# Start of Source text

Pre-Boarding Checklist: What to Collect Before Kickoff
02/23/2026


Kickoff should feel like momentum, not a scavenger hunt.
If your first call with a new client is spent tracking down logins, guessing which ad account is the “real one,” or waiting for a stakeholder to join who can approve access, your delivery timeline is already slipping.
A simple fix is to treat pre-boarding as its own stage with a clear “definition of done.” This pre-boarding checklist helps agencies and service providers collect the minimum required inputs before kickoff so Day 1 is about decisions, priorities, and execution.
What “pre-boarding” actually means
Pre-boarding is everything you collect and confirm between contract signed and kickoff so the kickoff meeting can be operational.
It is not:
- A full discovery workshop
- A 40-question strategy questionnaire
- A request for passwords (avoid this entirely)
It is:
- A short, structured intake
- A secure access plan (who, what, and how)
- A measurement readiness check
- A clear approvals and communication setup
When pre-boarding is done well, kickoff becomes a fast alignment meeting and you can move directly into verification and build.

# End of Source text
# Start of Data supplied

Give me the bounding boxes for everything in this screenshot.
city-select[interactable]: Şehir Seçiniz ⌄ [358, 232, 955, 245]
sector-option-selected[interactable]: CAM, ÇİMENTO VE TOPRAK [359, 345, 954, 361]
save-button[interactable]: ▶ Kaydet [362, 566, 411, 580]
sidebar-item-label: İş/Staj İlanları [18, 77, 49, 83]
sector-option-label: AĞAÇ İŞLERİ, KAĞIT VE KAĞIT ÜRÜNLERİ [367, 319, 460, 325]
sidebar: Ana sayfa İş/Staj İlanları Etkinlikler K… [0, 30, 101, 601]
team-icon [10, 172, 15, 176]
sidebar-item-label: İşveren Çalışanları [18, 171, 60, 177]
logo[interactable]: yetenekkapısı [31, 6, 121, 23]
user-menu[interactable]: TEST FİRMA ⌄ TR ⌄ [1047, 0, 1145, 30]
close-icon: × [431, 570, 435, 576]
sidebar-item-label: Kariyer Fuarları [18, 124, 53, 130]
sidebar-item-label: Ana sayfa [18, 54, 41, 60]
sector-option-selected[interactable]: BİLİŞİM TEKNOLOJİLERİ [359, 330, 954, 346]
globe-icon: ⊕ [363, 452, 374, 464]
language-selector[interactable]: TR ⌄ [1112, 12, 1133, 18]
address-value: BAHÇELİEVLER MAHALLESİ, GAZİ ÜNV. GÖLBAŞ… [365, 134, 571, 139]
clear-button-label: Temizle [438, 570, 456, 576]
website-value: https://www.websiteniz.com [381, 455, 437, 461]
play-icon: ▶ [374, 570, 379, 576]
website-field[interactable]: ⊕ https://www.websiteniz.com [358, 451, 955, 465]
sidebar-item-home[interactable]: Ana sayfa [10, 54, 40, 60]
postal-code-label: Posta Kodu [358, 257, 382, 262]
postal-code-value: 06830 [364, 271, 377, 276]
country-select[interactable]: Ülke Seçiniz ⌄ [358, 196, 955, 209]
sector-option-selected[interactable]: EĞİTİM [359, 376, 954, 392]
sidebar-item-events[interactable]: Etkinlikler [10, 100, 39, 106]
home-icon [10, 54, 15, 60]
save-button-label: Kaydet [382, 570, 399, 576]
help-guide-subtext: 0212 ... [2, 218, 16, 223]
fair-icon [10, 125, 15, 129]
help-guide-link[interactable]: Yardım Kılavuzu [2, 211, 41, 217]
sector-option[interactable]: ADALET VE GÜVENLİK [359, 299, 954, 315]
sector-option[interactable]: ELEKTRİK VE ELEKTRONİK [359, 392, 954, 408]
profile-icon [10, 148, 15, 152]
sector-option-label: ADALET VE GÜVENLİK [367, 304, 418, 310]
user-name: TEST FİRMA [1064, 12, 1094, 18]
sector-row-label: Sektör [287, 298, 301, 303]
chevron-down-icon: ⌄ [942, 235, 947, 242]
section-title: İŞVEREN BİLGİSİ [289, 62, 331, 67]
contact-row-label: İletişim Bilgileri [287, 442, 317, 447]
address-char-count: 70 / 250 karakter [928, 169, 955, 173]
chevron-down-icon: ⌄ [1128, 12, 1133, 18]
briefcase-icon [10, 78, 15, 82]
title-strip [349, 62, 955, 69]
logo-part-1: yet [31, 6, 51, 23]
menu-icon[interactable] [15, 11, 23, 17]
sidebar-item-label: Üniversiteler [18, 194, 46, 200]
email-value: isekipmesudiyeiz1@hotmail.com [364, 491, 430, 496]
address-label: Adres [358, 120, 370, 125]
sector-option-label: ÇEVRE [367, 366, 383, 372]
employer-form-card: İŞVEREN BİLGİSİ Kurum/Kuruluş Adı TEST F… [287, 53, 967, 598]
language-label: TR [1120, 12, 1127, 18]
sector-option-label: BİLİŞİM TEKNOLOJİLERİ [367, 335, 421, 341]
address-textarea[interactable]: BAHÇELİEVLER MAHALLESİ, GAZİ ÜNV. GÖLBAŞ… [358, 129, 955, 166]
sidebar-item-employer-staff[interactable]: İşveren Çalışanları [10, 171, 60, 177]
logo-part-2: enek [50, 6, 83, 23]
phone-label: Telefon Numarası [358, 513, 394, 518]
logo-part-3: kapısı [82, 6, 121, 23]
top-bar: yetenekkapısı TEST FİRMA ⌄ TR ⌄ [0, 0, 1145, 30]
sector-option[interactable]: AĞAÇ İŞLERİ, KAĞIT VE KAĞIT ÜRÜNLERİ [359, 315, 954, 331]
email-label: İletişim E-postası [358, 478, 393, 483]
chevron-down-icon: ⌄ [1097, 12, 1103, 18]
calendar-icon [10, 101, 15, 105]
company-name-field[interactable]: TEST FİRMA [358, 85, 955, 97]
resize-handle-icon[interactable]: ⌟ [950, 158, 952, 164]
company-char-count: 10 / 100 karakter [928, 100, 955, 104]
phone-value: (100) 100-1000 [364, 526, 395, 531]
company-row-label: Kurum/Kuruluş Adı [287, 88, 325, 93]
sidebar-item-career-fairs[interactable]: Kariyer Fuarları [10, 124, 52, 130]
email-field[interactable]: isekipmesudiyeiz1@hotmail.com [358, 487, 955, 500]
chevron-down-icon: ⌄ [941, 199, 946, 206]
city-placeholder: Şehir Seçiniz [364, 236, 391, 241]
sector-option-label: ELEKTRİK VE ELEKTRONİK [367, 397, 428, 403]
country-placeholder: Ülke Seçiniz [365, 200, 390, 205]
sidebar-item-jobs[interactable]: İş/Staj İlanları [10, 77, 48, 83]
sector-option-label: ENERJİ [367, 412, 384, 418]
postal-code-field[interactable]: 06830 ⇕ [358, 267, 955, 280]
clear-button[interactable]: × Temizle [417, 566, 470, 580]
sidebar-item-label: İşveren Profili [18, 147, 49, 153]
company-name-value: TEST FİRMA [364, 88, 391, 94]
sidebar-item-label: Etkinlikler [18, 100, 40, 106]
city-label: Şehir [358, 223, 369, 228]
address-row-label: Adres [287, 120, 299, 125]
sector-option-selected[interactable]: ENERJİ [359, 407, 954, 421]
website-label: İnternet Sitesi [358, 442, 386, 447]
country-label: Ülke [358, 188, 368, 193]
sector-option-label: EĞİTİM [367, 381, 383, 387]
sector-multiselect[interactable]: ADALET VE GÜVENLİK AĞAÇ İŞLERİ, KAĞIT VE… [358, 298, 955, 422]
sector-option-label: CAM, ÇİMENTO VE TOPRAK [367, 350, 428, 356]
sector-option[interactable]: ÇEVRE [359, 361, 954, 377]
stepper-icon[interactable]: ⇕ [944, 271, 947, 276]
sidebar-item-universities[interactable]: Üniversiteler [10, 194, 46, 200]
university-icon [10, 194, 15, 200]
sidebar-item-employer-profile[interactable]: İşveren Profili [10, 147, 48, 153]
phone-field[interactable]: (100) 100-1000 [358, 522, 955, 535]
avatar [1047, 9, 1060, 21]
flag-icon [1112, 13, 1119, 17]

# End of Data supplied

* Required work *
[1] Transcribe the passage of the pre-boarding checklist article from "A simple fix" up to and including "verification and build.".
[2] Restate word for word the lines of the listing from its first line up to and including the line with "save-button[interactable]: ▶ Kaydet".

* Responses to the exercise *
[1]
A simple fix is to treat pre-boarding as its own stage with a clear “definition of done.” This pre-boarding checklist helps agencies and service providers collect the minimum required inputs before kickoff so Day 1 is about decisions, priorities, and execution.
What “pre-boarding” actually means
Pre-boarding is everything you collect and confirm between contract signed and kickoff so the kickoff meeting can be operational.
It is not:
- A full discovery workshop
- A 40-question strategy questionnaire
- A request for passwords (avoid this entirely)
It is:
- A short, structured intake
- A secure access plan (who, what, and how)
- A measurement readiness check
- A clear approvals and communication setup
When pre-boarding is done well, kickoff becomes a fast alignment meeting and you can move directly into verification and build.

[2]
Give me the bounding boxes for everything in this screenshot.
city-select[interactable]: Şehir Seçiniz ⌄ [358, 232, 955, 245]
sector-option-selected[interactable]: CAM, ÇİMENTO VE TOPRAK [359, 345, 954, 361]
save-button[interactable]: ▶ Kaydet [362, 566, 411, 580]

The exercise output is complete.